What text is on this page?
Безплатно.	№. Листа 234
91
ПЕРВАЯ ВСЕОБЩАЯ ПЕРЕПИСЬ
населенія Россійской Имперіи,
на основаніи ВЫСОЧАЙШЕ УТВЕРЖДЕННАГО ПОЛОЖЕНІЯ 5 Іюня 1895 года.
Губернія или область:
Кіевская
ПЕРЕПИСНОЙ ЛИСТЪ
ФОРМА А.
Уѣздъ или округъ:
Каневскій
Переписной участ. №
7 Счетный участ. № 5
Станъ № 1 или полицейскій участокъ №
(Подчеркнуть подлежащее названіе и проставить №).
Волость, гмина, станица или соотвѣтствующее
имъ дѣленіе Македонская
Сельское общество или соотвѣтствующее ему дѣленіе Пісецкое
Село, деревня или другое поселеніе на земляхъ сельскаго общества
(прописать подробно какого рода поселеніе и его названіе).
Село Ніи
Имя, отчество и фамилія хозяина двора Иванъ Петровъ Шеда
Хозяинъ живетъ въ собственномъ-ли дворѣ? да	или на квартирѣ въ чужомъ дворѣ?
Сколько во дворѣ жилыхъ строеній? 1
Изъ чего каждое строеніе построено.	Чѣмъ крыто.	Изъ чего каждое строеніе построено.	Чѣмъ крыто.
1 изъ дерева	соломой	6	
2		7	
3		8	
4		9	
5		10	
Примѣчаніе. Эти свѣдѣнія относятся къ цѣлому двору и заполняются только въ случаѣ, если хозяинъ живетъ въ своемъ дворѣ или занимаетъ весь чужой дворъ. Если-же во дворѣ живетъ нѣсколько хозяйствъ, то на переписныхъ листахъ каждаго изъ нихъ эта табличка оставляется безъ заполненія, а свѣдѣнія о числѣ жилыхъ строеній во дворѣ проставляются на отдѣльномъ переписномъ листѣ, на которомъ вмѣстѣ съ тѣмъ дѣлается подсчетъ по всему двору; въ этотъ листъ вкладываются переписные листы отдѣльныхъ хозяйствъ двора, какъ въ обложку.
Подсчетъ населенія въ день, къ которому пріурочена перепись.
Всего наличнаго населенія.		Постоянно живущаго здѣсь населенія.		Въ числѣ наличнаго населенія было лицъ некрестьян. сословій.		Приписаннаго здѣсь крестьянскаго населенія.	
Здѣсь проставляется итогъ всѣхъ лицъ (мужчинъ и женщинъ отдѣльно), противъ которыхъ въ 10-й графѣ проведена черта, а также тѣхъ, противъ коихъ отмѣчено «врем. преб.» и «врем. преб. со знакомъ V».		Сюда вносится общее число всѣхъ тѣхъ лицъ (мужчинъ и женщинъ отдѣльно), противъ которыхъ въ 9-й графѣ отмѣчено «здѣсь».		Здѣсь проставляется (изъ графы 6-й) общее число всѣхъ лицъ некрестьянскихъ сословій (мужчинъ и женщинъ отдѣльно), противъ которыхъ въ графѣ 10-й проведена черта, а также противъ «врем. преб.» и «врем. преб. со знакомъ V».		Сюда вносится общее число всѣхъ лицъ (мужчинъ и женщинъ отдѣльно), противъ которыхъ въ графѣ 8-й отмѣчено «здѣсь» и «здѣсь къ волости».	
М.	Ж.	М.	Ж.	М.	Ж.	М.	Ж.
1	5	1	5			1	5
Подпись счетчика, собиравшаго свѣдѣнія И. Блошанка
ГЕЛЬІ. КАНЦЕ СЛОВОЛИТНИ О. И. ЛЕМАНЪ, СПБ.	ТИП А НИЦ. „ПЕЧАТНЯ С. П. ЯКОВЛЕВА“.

- _Task statement_: Determine how many lines contain the word "населенія" and reply with that number alone.

- _Finished exercise_: 3